◆ **Exercise goal**:
Determine which lines contain the word "голосования", then copy those lines.

================

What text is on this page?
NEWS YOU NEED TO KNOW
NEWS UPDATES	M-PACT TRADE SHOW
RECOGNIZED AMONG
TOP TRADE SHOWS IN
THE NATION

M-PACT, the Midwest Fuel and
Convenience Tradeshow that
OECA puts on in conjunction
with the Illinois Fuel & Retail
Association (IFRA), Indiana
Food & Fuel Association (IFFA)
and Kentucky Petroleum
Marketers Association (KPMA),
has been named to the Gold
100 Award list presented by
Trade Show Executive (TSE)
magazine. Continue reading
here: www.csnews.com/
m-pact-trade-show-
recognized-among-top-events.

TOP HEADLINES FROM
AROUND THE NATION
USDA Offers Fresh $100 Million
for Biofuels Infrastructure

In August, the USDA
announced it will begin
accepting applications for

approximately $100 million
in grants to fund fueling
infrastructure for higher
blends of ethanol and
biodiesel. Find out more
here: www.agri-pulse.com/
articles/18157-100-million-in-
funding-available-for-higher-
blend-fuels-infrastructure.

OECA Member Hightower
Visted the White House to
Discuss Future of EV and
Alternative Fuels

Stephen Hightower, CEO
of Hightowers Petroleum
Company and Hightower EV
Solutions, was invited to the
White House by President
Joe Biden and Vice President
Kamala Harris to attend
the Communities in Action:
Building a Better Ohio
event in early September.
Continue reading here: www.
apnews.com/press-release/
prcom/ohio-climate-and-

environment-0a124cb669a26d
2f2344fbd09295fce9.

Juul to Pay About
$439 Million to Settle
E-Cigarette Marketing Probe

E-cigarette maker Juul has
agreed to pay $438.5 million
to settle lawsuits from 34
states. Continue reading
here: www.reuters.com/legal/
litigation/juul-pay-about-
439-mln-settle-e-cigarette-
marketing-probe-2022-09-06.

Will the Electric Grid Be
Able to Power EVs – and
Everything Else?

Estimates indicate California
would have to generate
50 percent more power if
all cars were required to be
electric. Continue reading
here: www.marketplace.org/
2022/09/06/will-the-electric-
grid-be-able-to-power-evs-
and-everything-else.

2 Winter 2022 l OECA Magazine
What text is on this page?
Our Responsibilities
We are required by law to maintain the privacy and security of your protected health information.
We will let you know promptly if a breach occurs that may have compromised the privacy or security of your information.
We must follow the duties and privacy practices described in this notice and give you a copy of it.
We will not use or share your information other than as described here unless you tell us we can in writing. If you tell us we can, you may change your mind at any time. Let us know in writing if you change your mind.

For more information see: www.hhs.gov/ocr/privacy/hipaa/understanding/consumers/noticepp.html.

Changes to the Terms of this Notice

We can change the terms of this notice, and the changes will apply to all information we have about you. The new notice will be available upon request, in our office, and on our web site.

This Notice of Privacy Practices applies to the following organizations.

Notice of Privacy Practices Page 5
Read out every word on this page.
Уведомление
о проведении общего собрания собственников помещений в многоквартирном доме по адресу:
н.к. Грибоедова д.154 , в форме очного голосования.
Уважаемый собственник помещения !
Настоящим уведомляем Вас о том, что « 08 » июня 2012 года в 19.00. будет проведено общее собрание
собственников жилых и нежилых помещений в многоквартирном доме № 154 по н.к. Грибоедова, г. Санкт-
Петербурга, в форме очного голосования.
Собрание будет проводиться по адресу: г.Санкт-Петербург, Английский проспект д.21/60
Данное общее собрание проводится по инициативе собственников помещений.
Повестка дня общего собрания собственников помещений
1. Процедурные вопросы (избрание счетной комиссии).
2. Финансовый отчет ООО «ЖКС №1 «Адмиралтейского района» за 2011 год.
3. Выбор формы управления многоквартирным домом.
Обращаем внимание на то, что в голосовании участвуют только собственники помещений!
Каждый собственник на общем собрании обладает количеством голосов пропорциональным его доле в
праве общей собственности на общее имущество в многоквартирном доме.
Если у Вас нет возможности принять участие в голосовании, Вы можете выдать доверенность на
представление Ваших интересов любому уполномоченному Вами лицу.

================

◆ **Solution below**:
н.к. Грибоедова д.154 , в форме очного голосования.
Петербурга, в форме очного голосования.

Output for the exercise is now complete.